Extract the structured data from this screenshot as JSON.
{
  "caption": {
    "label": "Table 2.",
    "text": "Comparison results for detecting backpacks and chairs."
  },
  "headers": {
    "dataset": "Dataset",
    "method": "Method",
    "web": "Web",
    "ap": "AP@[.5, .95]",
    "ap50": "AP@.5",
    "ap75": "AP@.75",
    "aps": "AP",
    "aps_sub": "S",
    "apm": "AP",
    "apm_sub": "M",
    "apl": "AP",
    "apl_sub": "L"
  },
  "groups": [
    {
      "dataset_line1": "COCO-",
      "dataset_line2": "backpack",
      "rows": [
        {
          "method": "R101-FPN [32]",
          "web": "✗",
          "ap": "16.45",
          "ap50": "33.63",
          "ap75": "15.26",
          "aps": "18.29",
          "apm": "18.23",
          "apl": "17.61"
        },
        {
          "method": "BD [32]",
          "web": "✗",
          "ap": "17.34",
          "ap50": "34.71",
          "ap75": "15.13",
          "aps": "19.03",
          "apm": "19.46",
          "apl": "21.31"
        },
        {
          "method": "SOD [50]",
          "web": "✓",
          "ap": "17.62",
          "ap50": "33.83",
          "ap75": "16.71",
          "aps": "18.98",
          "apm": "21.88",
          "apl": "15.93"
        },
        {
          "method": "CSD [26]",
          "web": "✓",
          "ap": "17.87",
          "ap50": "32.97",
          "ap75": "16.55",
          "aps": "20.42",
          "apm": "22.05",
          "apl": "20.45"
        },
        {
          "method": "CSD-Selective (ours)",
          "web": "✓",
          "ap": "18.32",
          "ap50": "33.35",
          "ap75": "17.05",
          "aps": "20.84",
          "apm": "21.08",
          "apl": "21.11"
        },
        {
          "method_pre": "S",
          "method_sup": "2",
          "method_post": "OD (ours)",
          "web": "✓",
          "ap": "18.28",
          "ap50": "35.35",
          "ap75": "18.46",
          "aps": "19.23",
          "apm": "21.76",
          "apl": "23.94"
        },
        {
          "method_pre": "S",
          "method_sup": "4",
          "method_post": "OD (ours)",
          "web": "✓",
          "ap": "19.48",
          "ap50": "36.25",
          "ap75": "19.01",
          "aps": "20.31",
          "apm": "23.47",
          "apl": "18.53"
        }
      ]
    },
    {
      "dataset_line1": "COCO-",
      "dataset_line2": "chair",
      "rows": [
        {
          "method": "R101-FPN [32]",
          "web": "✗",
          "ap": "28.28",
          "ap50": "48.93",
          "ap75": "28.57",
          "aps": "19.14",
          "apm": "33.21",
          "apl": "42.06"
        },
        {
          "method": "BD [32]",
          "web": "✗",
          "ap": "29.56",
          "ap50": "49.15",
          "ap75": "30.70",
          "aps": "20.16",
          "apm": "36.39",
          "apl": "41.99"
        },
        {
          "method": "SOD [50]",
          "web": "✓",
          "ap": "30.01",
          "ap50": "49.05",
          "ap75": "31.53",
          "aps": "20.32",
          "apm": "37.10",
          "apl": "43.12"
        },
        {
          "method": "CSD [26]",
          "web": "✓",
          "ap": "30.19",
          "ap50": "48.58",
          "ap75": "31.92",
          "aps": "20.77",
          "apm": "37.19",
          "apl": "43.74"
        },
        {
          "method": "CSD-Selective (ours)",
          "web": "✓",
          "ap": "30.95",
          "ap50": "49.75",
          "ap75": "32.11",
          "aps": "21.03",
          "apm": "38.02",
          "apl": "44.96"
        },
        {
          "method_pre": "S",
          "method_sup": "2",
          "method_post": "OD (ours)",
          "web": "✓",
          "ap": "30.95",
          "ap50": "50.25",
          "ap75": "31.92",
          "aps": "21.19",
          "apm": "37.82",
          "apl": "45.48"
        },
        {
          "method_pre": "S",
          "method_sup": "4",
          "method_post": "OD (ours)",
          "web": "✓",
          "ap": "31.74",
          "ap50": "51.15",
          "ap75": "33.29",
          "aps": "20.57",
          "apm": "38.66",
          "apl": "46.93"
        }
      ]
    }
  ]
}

* * * * * * * * *

**The exercise**
The entries above should be repeated exactly, every one of them.

**Correct result**
Extract the structured data from this screenshot as JSON.
{
  "caption": {
    "label": "Table 2.",
    "text": "Comparison results for detecting backpacks and chairs."
  },
  "headers": {
    "dataset": "Dataset",
    "method": "Method",
    "web": "Web",
    "ap": "AP@[.5, .95]",
    "ap50": "AP@.5",
    "ap75": "AP@.75",
    "aps": "AP",
    "aps_sub": "S",
    "apm": "AP",
    "apm_sub": "M",
    "apl": "AP",
    "apl_sub": "L"
  },
  "groups": [
    {
      "dataset_line1": "COCO-",
      "dataset_line2": "backpack",
      "rows": [
        {
          "method": "R101-FPN [32]",
          "web": "✗",
          "ap": "16.45",
          "ap50": "33.63",
          "ap75": "15.26",
          "aps": "18.29",
          "apm": "18.23",
          "apl": "17.61"
        },
        {
          "method": "BD [32]",
          "web": "✗",
          "ap": "17.34",
          "ap50": "34.71",
          "ap75": "15.13",
          "aps": "19.03",
          "apm": "19.46",
          "apl": "21.31"
        },
        {
          "method": "SOD [50]",
          "web": "✓",
          "ap": "17.62",
          "ap50": "33.83",
          "ap75": "16.71",
          "aps": "18.98",
          "apm": "21.88",
          "apl": "15.93"
        },
        {
          "method": "CSD [26]",
          "web": "✓",
          "ap": "17.87",
          "ap50": "32.97",
          "ap75": "16.55",
          "aps": "20.42",
          "apm": "22.05",
          "apl": "20.45"
        },
        {
          "method": "CSD-Selective (ours)",
          "web": "✓",
          "ap": "18.32",
          "ap50": "33.35",
          "ap75": "17.05",
          "aps": "20.84",
          "apm": "21.08",
          "apl": "21.11"
        },
        {
          "method_pre": "S",
          "method_sup": "2",
          "method_post": "OD (ours)",
          "web": "✓",
          "ap": "18.28",
          "ap50": "35.35",
          "ap75": "18.46",
          "aps": "19.23",
          "apm": "21.76",
          "apl": "23.94"
        },
        {
          "method_pre": "S",
          "method_sup": "4",
          "method_post": "OD (ours)",
          "web": "✓",
          "ap": "19.48",
          "ap50": "36.25",
          "ap75": "19.01",
          "aps": "20.31",
          "apm": "23.47",
          "apl": "18.53"
        }
      ]
    },
    {
      "dataset_line1": "COCO-",
      "dataset_line2": "chair",
      "rows": [
        {
          "method": "R101-FPN [32]",
          "web": "✗",
          "ap": "28.28",
          "ap50": "48.93",
          "ap75": "28.57",
          "aps": "19.14",
          "apm": "33.21",
          "apl": "42.06"
        },
        {
          "method": "BD [32]",
          "web": "✗",
          "ap": "29.56",
          "ap50": "49.15",
          "ap75": "30.70",
          "aps": "20.16",
          "apm": "36.39",
          "apl": "41.99"
        },
        {
          "method": "SOD [50]",
          "web": "✓",
          "ap": "30.01",
          "ap50": "49.05",
          "ap75": "31.53",
          "aps": "20.32",
          "apm": "37.10",
          "apl": "43.12"
        },
        {
          "method": "CSD [26]",
          "web": "✓",
          "ap": "30.19",
          "ap50": "48.58",
          "ap75": "31.92",
          "aps": "20.77",
          "apm": "37.19",
          "apl": "43.74"
        },
        {
          "method": "CSD-Selective (ours)",
          "web": "✓",
          "ap": "30.95",
          "ap50": "49.75",
          "ap75": "32.11",
          "aps": "21.03",
          "apm": "38.02",
          "apl": "44.96"
        },
        {
          "method_pre": "S",
          "method_sup": "2",
          "method_post": "OD (ours)",
          "web": "✓",
          "ap": "30.95",
          "ap50": "50.25",
          "ap75": "31.92",
          "aps": "21.19",
          "apm": "37.82",
          "apl": "45.48"
        },
        {
          "method_pre": "S",
          "method_sup": "4",
          "method_post": "OD (ours)",
          "web": "✓",
          "ap": "31.74",
          "ap50": "51.15",
          "ap75": "33.29",
          "aps": "20.57",
          "apm": "38.66",
          "apl": "46.93"
        }
      ]
    }
  ]
}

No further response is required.